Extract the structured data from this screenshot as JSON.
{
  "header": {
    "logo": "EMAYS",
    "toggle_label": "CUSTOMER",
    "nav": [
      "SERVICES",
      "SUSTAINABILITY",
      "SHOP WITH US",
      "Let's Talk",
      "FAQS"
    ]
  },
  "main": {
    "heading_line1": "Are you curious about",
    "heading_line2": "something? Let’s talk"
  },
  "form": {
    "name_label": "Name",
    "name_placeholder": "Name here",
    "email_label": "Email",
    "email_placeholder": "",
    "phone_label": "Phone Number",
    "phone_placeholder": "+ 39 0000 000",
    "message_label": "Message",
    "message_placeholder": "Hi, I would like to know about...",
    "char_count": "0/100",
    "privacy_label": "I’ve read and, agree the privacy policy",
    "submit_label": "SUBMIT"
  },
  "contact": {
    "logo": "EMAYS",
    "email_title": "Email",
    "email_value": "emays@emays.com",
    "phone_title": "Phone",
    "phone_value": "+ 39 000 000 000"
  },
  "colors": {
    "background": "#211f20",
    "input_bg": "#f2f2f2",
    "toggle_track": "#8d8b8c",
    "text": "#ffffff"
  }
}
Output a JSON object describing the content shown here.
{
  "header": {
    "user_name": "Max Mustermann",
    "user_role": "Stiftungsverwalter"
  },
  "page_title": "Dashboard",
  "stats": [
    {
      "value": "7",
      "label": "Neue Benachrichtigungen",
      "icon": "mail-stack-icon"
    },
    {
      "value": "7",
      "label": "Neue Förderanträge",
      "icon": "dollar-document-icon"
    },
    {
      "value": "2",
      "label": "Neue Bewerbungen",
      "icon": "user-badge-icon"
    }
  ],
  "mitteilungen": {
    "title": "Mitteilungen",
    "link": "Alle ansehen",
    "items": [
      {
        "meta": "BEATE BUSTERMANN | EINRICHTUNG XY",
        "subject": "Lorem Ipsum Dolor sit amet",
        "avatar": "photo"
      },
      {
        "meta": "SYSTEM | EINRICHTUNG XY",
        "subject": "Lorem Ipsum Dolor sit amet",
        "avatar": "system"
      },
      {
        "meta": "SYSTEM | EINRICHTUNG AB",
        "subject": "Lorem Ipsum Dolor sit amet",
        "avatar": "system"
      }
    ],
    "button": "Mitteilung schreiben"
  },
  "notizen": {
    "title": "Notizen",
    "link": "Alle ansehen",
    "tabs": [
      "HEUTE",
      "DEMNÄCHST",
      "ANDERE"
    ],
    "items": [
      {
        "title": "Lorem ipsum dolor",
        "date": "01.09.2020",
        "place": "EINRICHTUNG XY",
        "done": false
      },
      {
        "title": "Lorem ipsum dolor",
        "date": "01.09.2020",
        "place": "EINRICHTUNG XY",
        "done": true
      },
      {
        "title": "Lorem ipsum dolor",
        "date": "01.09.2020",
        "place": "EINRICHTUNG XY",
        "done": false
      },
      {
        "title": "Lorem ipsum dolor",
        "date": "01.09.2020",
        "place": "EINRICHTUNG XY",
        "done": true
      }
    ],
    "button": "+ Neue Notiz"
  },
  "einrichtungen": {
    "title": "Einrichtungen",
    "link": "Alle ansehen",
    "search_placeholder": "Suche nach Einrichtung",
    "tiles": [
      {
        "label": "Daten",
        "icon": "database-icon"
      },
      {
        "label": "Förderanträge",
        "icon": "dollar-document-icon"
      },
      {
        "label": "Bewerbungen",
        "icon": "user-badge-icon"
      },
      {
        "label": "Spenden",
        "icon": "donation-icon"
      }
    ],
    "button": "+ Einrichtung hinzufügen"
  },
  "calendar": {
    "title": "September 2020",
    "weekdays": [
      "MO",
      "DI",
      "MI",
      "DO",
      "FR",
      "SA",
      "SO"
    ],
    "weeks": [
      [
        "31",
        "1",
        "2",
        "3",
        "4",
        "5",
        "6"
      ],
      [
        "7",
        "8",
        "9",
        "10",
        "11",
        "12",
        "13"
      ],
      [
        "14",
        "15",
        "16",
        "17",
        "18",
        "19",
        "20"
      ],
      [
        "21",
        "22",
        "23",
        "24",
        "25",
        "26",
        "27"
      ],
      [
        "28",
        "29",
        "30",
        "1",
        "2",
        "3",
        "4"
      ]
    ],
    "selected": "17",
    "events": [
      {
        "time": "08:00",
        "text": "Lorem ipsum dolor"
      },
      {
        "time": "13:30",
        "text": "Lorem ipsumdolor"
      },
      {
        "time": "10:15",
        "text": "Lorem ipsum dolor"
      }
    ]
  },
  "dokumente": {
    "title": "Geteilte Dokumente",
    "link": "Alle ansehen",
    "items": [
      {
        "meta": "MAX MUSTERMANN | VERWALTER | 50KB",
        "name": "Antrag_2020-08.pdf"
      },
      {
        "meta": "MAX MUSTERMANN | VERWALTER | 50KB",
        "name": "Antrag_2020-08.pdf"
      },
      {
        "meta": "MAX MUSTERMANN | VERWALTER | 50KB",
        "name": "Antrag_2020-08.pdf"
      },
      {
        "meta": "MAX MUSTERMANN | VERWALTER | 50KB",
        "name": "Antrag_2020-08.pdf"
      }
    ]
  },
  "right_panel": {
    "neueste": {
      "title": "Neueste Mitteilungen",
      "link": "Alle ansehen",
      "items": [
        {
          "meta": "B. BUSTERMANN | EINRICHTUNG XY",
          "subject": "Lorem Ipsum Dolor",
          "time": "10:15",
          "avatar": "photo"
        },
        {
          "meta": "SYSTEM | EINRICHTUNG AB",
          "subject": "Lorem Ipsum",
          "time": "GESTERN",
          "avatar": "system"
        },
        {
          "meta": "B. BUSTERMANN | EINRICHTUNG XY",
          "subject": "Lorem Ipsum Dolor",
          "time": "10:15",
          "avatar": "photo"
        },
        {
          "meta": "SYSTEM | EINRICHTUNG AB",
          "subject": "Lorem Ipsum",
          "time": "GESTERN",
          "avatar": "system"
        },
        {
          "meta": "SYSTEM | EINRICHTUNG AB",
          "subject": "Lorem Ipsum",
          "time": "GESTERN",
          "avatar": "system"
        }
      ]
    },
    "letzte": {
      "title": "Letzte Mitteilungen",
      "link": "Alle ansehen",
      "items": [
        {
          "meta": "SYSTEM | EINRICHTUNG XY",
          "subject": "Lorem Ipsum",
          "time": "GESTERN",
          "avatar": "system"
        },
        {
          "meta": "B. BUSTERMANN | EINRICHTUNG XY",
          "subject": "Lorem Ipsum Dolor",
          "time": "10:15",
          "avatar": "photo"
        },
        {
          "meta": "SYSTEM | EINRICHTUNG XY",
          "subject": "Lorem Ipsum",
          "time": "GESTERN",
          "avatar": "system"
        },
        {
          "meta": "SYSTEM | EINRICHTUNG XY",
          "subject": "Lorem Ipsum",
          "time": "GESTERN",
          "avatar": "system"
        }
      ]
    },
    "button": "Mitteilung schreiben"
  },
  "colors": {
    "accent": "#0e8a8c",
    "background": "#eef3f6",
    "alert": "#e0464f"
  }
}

▶ Written instruction: Recopy the entries above exactly, with every line included.

▶ Result:
Extract the structured data from this screenshot as JSON.
{
  "header": {
    "logo": "EMAYS",
    "toggle_label": "CUSTOMER",
    "nav": [
      "SERVICES",
      "SUSTAINABILITY",
      "SHOP WITH US",
      "Let's Talk",
      "FAQS"
    ]
  },
  "main": {
    "heading_line1": "Are you curious about",
    "heading_line2": "something? Let’s talk"
  },
  "form": {
    "name_label": "Name",
    "name_placeholder": "Name here",
    "email_label": "Email",
    "email_placeholder": "",
    "phone_label": "Phone Number",
    "phone_placeholder": "+ 39 0000 000",
    "message_label": "Message",
    "message_placeholder": "Hi, I would like to know about...",
    "char_count": "0/100",
    "privacy_label": "I’ve read and, agree the privacy policy",
    "submit_label": "SUBMIT"
  },
  "contact": {
    "logo": "EMAYS",
    "email_title": "Email",
    "email_value": "emays@emays.com",
    "phone_title": "Phone",
    "phone_value": "+ 39 000 000 000"
  },
  "colors": {
    "background": "#211f20",
    "input_bg": "#f2f2f2",
    "toggle_track": "#8d8b8c",
    "text": "#ffffff"
  }
}
Output a JSON object describing the content shown here.
{
  "header": {
    "user_name": "Max Mustermann",
    "user_role": "Stiftungsverwalter"
  },
  "page_title": "Dashboard",
  "stats": [
    {
      "value": "7",
      "label": "Neue Benachrichtigungen",
      "icon": "mail-stack-icon"
    },
    {
      "value": "7",
      "label": "Neue Förderanträge",
      "icon": "dollar-document-icon"
    },
    {
      "value": "2",
      "label": "Neue Bewerbungen",
      "icon": "user-badge-icon"
    }
  ],
  "mitteilungen": {
    "title": "Mitteilungen",
    "link": "Alle ansehen",
    "items": [
      {
        "meta": "BEATE BUSTERMANN | EINRICHTUNG XY",
        "subject": "Lorem Ipsum Dolor sit amet",
        "avatar": "photo"
      },
      {
        "meta": "SYSTEM | EINRICHTUNG XY",
        "subject": "Lorem Ipsum Dolor sit amet",
        "avatar": "system"
      },
      {
        "meta": "SYSTEM | EINRICHTUNG AB",
        "subject": "Lorem Ipsum Dolor sit amet",
        "avatar": "system"
      }
    ],
    "button": "Mitteilung schreiben"
  },
  "notizen": {
    "title": "Notizen",
    "link": "Alle ansehen",
    "tabs": [
      "HEUTE",
      "DEMNÄCHST",
      "ANDERE"
    ],
    "items": [
      {
        "title": "Lorem ipsum dolor",
        "date": "01.09.2020",
        "place": "EINRICHTUNG XY",
        "done": false
      },
      {
        "title": "Lorem ipsum dolor",
        "date": "01.09.2020",
        "place": "EINRICHTUNG XY",
        "done": true
      },
      {
        "title": "Lorem ipsum dolor",
        "date": "01.09.2020",
        "place": "EINRICHTUNG XY",
        "done": false
      },
      {
        "title": "Lorem ipsum dolor",
        "date": "01.09.2020",
        "place": "EINRICHTUNG XY",
        "done": true
      }
    ],
    "button": "+ Neue Notiz"
  },
  "einrichtungen": {
    "title": "Einrichtungen",
    "link": "Alle ansehen",
    "search_placeholder": "Suche nach Einrichtung",
    "tiles": [
      {
        "label": "Daten",
        "icon": "database-icon"
      },
      {
        "label": "Förderanträge",
        "icon": "dollar-document-icon"
      },
      {
        "label": "Bewerbungen",
        "icon": "user-badge-icon"
      },
      {
        "label": "Spenden",
        "icon": "donation-icon"
      }
    ],
    "button": "+ Einrichtung hinzufügen"
  },
  "calendar": {
    "title": "September 2020",
    "weekdays": [
      "MO",
      "DI",
      "MI",
      "DO",
      "FR",
      "SA",
      "SO"
    ],
    "weeks": [
      [
        "31",
        "1",
        "2",
        "3",
        "4",
        "5",
        "6"
      ],
      [
        "7",
        "8",
        "9",
        "10",
        "11",
        "12",
        "13"
      ],
      [
        "14",
        "15",
        "16",
        "17",
        "18",
        "19",
        "20"
      ],
      [
        "21",
        "22",
        "23",
        "24",
        "25",
        "26",
        "27"
      ],
      [
        "28",
        "29",
        "30",
        "1",
        "2",
        "3",
        "4"
      ]
    ],
    "selected": "17",
    "events": [
      {
        "time": "08:00",
        "text": "Lorem ipsum dolor"
      },
      {
        "time": "13:30",
        "text": "Lorem ipsumdolor"
      },
      {
        "time": "10:15",
        "text": "Lorem ipsum dolor"
      }
    ]
  },
  "dokumente": {
    "title": "Geteilte Dokumente",
    "link": "Alle ansehen",
    "items": [
      {
        "meta": "MAX MUSTERMANN | VERWALTER | 50KB",
        "name": "Antrag_2020-08.pdf"
      },
      {
        "meta": "MAX MUSTERMANN | VERWALTER | 50KB",
        "name": "Antrag_2020-08.pdf"
      },
      {
        "meta": "MAX MUSTERMANN | VERWALTER | 50KB",
        "name": "Antrag_2020-08.pdf"
      },
      {
        "meta": "MAX MUSTERMANN | VERWALTER | 50KB",
        "name": "Antrag_2020-08.pdf"
      }
    ]
  },
  "right_panel": {
    "neueste": {
      "title": "Neueste Mitteilungen",
      "link": "Alle ansehen",
      "items": [
        {
          "meta": "B. BUSTERMANN | EINRICHTUNG XY",
          "subject": "Lorem Ipsum Dolor",
          "time": "10:15",
          "avatar": "photo"
        },
        {
          "meta": "SYSTEM | EINRICHTUNG AB",
          "subject": "Lorem Ipsum",
          "time": "GESTERN",
          "avatar": "system"
        },
        {
          "meta": "B. BUSTERMANN | EINRICHTUNG XY",
          "subject": "Lorem Ipsum Dolor",
          "time": "10:15",
          "avatar": "photo"
        },
        {
          "meta": "SYSTEM | EINRICHTUNG AB",
          "subject": "Lorem Ipsum",
          "time": "GESTERN",
          "avatar": "system"
        },
        {
          "meta": "SYSTEM | EINRICHTUNG AB",
          "subject": "Lorem Ipsum",
          "time": "GESTERN",
          "avatar": "system"
        }
      ]
    },
    "letzte": {
      "title": "Letzte Mitteilungen",
      "link": "Alle ansehen",
      "items": [
        {
          "meta": "SYSTEM | EINRICHTUNG XY",
          "subject": "Lorem Ipsum",
          "time": "GESTERN",
          "avatar": "system"
        },
        {
          "meta": "B. BUSTERMANN | EINRICHTUNG XY",
          "subject": "Lorem Ipsum Dolor",
          "time": "10:15",
          "avatar": "photo"
        },
        {
          "meta": "SYSTEM | EINRICHTUNG XY",
          "subject": "Lorem Ipsum",
          "time": "GESTERN",
          "avatar": "system"
        },
        {
          "meta": "SYSTEM | EINRICHTUNG XY",
          "subject": "Lorem Ipsum",
          "time": "GESTERN",
          "avatar": "system"
        }
      ]
    },
    "button": "Mitteilung schreiben"
  },
  "colors": {
    "accent": "#0e8a8c",
    "background": "#eef3f6",
    "alert": "#e0464f"
  }
}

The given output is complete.